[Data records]
------

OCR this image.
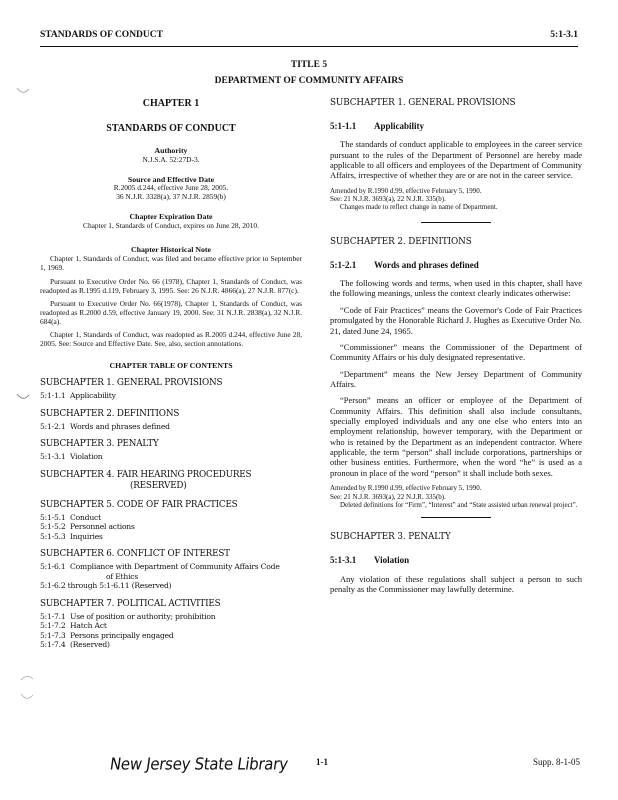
STANDARDS OF CONDUCT	5:1-3.1
TITLE 5
DEPARTMENT OF COMMUNITY AFFAIRS
CHAPTER 1
STANDARDS OF CONDUCT
Authority
N.J.S.A. 52:27D-3.
Source and Effective Date
R.2005 d.244, effective June 28, 2005.
36 N.J.R. 3328(a), 37 N.J.R. 2859(b)
Chapter Expiration Date
Chapter 1, Standards of Conduct, expires on June 28, 2010.
Chapter Historical Note

Chapter 1, Standards of Conduct, was filed and became effective prior to September 1, 1969.

Pursuant to Executive Order No. 66 (1978), Chapter 1, Standards of Conduct, was readopted as R.1995 d.119, February 3, 1995. See: 26 N.J.R. 4866(a), 27 N.J.R. 877(c).

Pursuant to Executive Order No. 66(1978), Chapter 1, Standards of Conduct, was readopted as R.2000 d.59, effective January 19, 2000. See: 31 N.J.R. 2838(a), 32 N.J.R. 684(a).

Chapter 1, Standards of Conduct, was readopted as R.2005 d.244, effective June 28, 2005. See: Source and Effective Date. See, also, section annotations.

CHAPTER TABLE OF CONTENTS
SUBCHAPTER 1. GENERAL PROVISIONS
5:1-1.1 Applicability
SUBCHAPTER 2. DEFINITIONS
5:1-2.1 Words and phrases defined
SUBCHAPTER 3. PENALTY
5:1-3.1 Violation
SUBCHAPTER 4. FAIR HEARING PROCEDURES
(RESERVED)
SUBCHAPTER 5. CODE OF FAIR PRACTICES
5:1-5.1 Conduct
5:1-5.2 Personnel actions
5:1-5.3 Inquiries
SUBCHAPTER 6. CONFLICT OF INTEREST
5:1-6.1 Compliance with Department of Community Affairs Code
of Ethics
5:1-6.2 through 5:1-6.11 (Reserved)
SUBCHAPTER 7. POLITICAL ACTIVITIES
5:1-7.1 Use of position or authority; prohibition
5:1-7.2 Hatch Act
5:1-7.3 Persons principally engaged
5:1-7.4 (Reserved)
SUBCHAPTER 1. GENERAL PROVISIONS
5:1-1.1 Applicability

The standards of conduct applicable to employees in the career service pursuant to the rules of the Department of Personnel are hereby made applicable to all officers and employees of the Department of Community Affairs, irrespective of whether they are or are not in the career service.

Amended by R.1990 d.99, effective February 5, 1990.
See: 21 N.J.R. 3693(a), 22 N.J.R. 335(b).
Changes made to reflect change in name of Department.
SUBCHAPTER 2. DEFINITIONS
5:1-2.1 Words and phrases defined

The following words and terms, when used in this chapter, shall have the following meanings, unless the context clearly indicates otherwise:

“Code of Fair Practices” means the Governor's Code of Fair Practices promulgated by the Honorable Richard J. Hughes as Executive Order No. 21, dated June 24, 1965.

“Commissioner” means the Commissioner of the Department of Community Affairs or his duly designated representative.

“Department” means the New Jersey Department of Community Affairs.

“Person” means an officer or employee of the Department of Community Affairs. This definition shall also include consultants, specially employed individuals and any one else who enters into an employment relationship, however temporary, with the Department or who is retained by the Department as an independent contractor. Where applicable, the term “person” shall include corporations, partnerships or other business entities. Furthermore, when the word “he” is used as a pronoun in place of the word “person” it shall include both sexes.

Amended by R.1990 d.99, effective February 5, 1990.
See: 21 N.J.R. 3693(a), 22 N.J.R. 335(b).
Deleted definitions for “Firm”, “Interest” and “State assisted urban renewal project”.
SUBCHAPTER 3. PENALTY
5:1-3.1 Violation

Any violation of these regulations shall subject a person to such penalty as the Commissioner may lawfully determine.

New Jersey State Library	1-1	Supp. 8-1-05
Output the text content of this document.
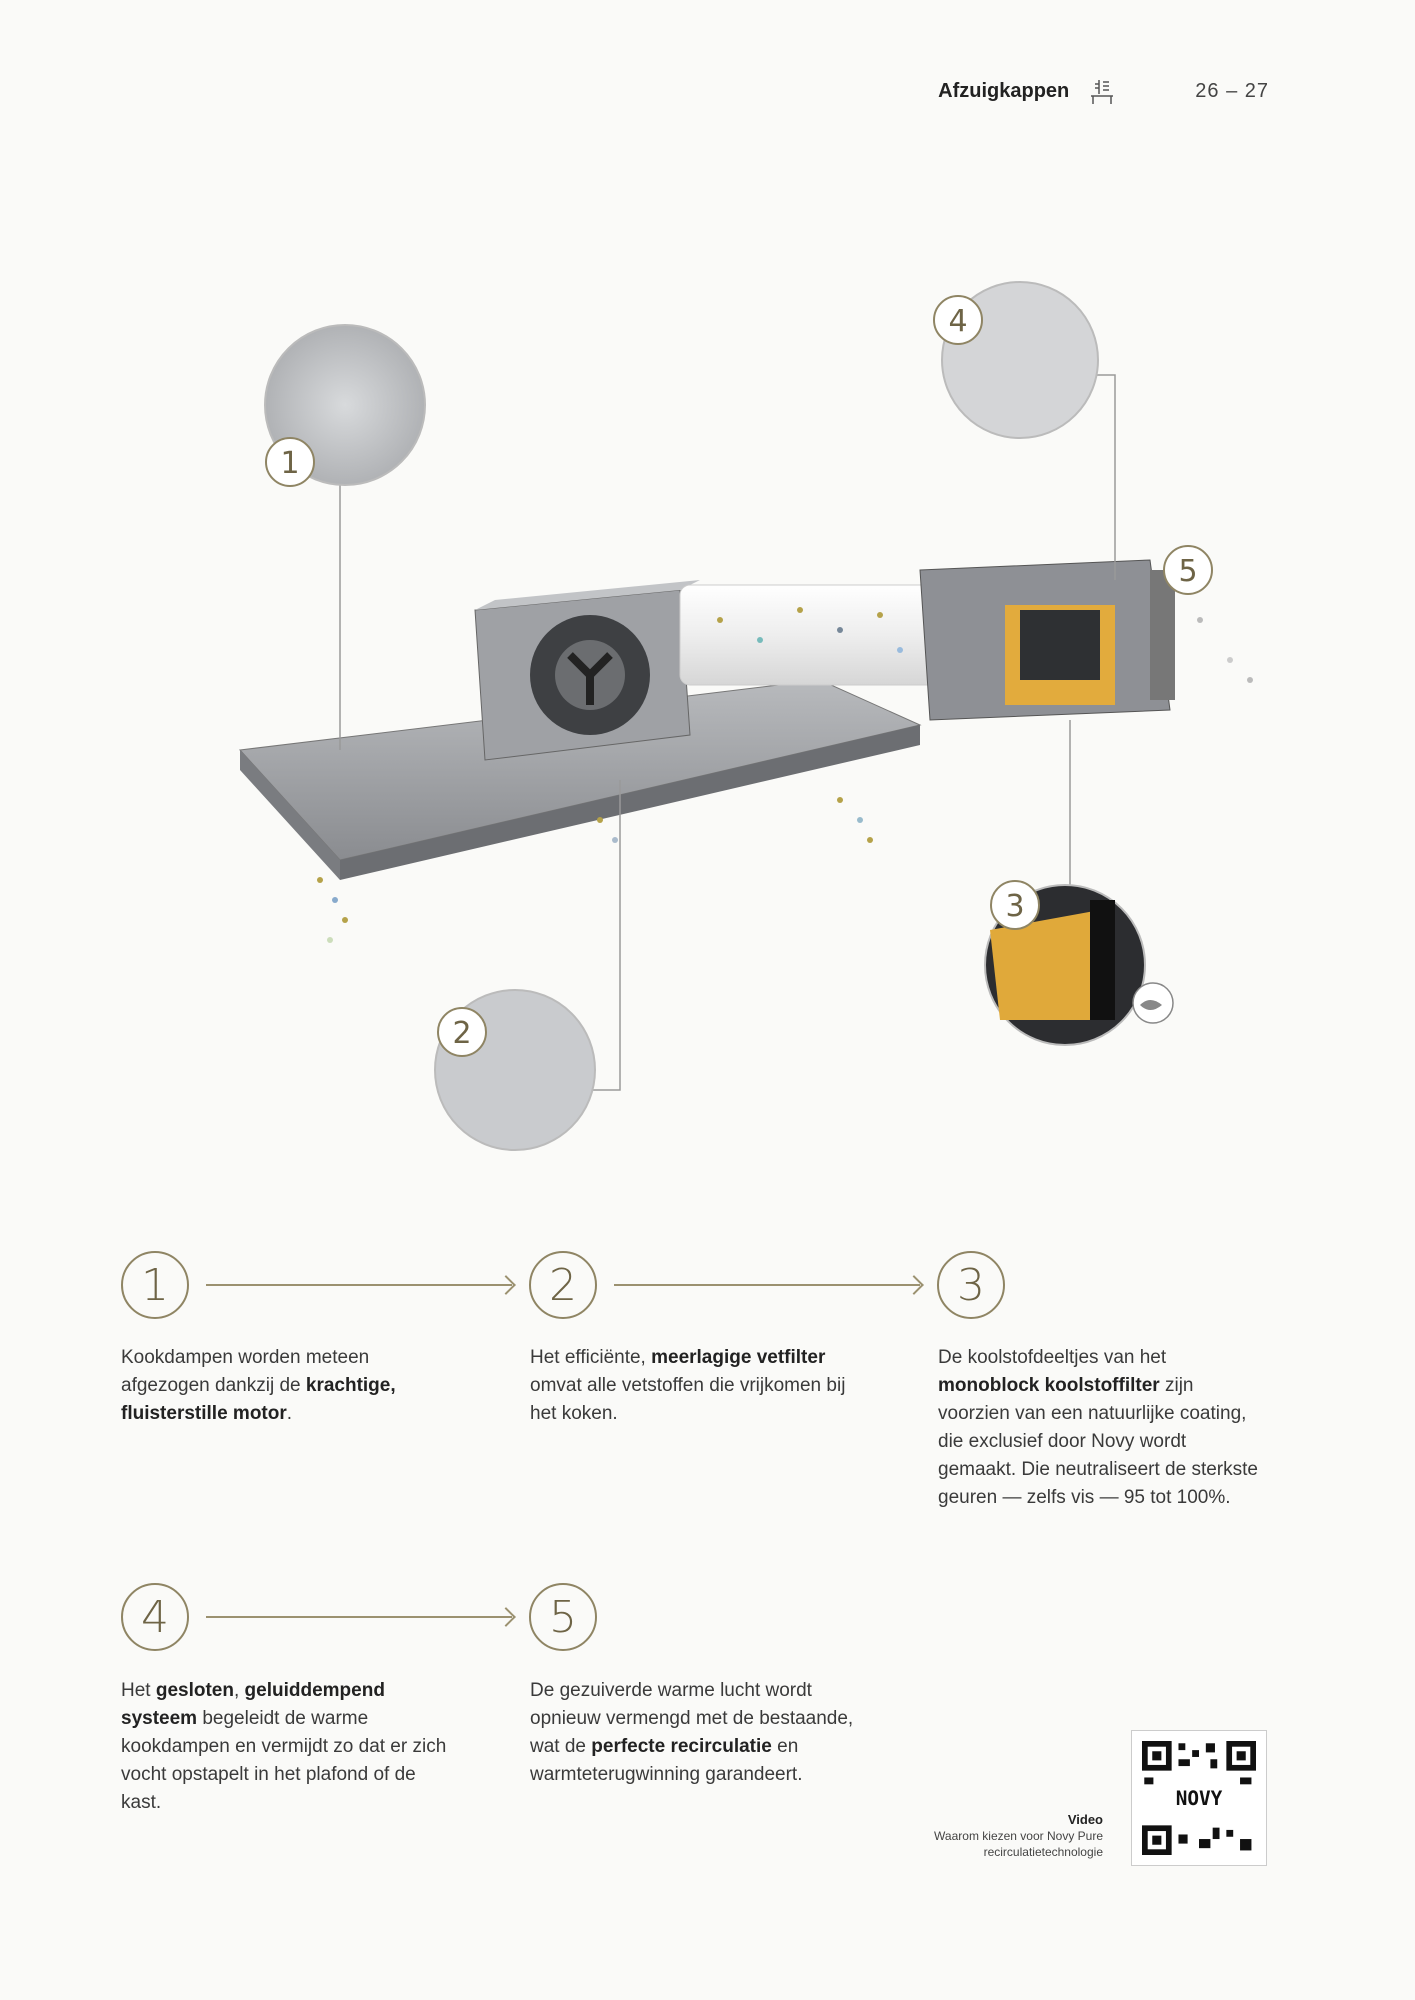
Afzuigkappen	26 – 27
1
2
3
4
5
1	2	3
Kookdampen worden meteen afgezogen dankzij de krachtige, fluisterstille motor.
Het efficiënte, meerlagige vetfilter omvat alle vetstoffen die vrijkomen bij het koken.
De koolstofdeeltjes van het monoblock koolstoffilter zijn voorzien van een natuurlijke coating, die exclusief door Novy wordt gemaakt. Die neutraliseert de sterkste geuren — zelfs vis — 95 tot 100%.
4	5
Het gesloten, geluiddempend systeem begeleidt de warme kookdampen en vermijdt zo dat er zich vocht opstapelt in het plafond of de kast.
De gezuiverde warme lucht wordt opnieuw vermengd met de bestaande, wat de perfecte recirculatie en warmteterugwinning garandeert.
Video
Waarom kiezen voor Novy Pure
recirculatietechnologie
NOVY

------

> **WHAT THE TASK REQUIRES**
Copy out the data above exactly, except the pictures.

> **TASK RESULT**
OCR this image.
STANDARDS OF CONDUCT	5:1-3.1
TITLE 5
DEPARTMENT OF COMMUNITY AFFAIRS
CHAPTER 1
STANDARDS OF CONDUCT
Authority
N.J.S.A. 52:27D-3.
Source and Effective Date
R.2005 d.244, effective June 28, 2005.
36 N.J.R. 3328(a), 37 N.J.R. 2859(b)
Chapter Expiration Date
Chapter 1, Standards of Conduct, expires on June 28, 2010.
Chapter Historical Note

Chapter 1, Standards of Conduct, was filed and became effective prior to September 1, 1969.

Pursuant to Executive Order No. 66 (1978), Chapter 1, Standards of Conduct, was readopted as R.1995 d.119, February 3, 1995. See: 26 N.J.R. 4866(a), 27 N.J.R. 877(c).

Pursuant to Executive Order No. 66(1978), Chapter 1, Standards of Conduct, was readopted as R.2000 d.59, effective January 19, 2000. See: 31 N.J.R. 2838(a), 32 N.J.R. 684(a).

Chapter 1, Standards of Conduct, was readopted as R.2005 d.244, effective June 28, 2005. See: Source and Effective Date. See, also, section annotations.

CHAPTER TABLE OF CONTENTS
SUBCHAPTER 1. GENERAL PROVISIONS
5:1-1.1 Applicability
SUBCHAPTER 2. DEFINITIONS
5:1-2.1 Words and phrases defined
SUBCHAPTER 3. PENALTY
5:1-3.1 Violation
SUBCHAPTER 4. FAIR HEARING PROCEDURES
(RESERVED)
SUBCHAPTER 5. CODE OF FAIR PRACTICES
5:1-5.1 Conduct
5:1-5.2 Personnel actions
5:1-5.3 Inquiries
SUBCHAPTER 6. CONFLICT OF INTEREST
5:1-6.1 Compliance with Department of Community Affairs Code
of Ethics
5:1-6.2 through 5:1-6.11 (Reserved)
SUBCHAPTER 7. POLITICAL ACTIVITIES
5:1-7.1 Use of position or authority; prohibition
5:1-7.2 Hatch Act
5:1-7.3 Persons principally engaged
5:1-7.4 (Reserved)
SUBCHAPTER 1. GENERAL PROVISIONS
5:1-1.1 Applicability

The standards of conduct applicable to employees in the career service pursuant to the rules of the Department of Personnel are hereby made applicable to all officers and employees of the Department of Community Affairs, irrespective of whether they are or are not in the career service.

Amended by R.1990 d.99, effective February 5, 1990.
See: 21 N.J.R. 3693(a), 22 N.J.R. 335(b).
Changes made to reflect change in name of Department.
SUBCHAPTER 2. DEFINITIONS
5:1-2.1 Words and phrases defined

The following words and terms, when used in this chapter, shall have the following meanings, unless the context clearly indicates otherwise:

“Code of Fair Practices” means the Governor's Code of Fair Practices promulgated by the Honorable Richard J. Hughes as Executive Order No. 21, dated June 24, 1965.

“Commissioner” means the Commissioner of the Department of Community Affairs or his duly designated representative.

“Department” means the New Jersey Department of Community Affairs.

“Person” means an officer or employee of the Department of Community Affairs. This definition shall also include consultants, specially employed individuals and any one else who enters into an employment relationship, however temporary, with the Department or who is retained by the Department as an independent contractor. Where applicable, the term “person” shall include corporations, partnerships or other business entities. Furthermore, when the word “he” is used as a pronoun in place of the word “person” it shall include both sexes.

Amended by R.1990 d.99, effective February 5, 1990.
See: 21 N.J.R. 3693(a), 22 N.J.R. 335(b).
Deleted definitions for “Firm”, “Interest” and “State assisted urban renewal project”.
SUBCHAPTER 3. PENALTY
5:1-3.1 Violation

Any violation of these regulations shall subject a person to such penalty as the Commissioner may lawfully determine.

New Jersey State Library	1-1	Supp. 8-1-05
Output the text content of this document.
Afzuigkappen	26 – 27
1
2
3
4
5
1	2	3
Kookdampen worden meteen afgezogen dankzij de krachtige, fluisterstille motor.
Het efficiënte, meerlagige vetfilter omvat alle vetstoffen die vrijkomen bij het koken.
De koolstofdeeltjes van het monoblock koolstoffilter zijn voorzien van een natuurlijke coating, die exclusief door Novy wordt gemaakt. Die neutraliseert de sterkste geuren — zelfs vis — 95 tot 100%.
4	5
Het gesloten, geluiddempend systeem begeleidt de warme kookdampen en vermijdt zo dat er zich vocht opstapelt in het plafond of de kast.
De gezuiverde warme lucht wordt opnieuw vermengd met de bestaande, wat de perfecte recirculatie en warmteterugwinning garandeert.
Video
Waarom kiezen voor Novy Pure
recirculatietechnologie
NOVY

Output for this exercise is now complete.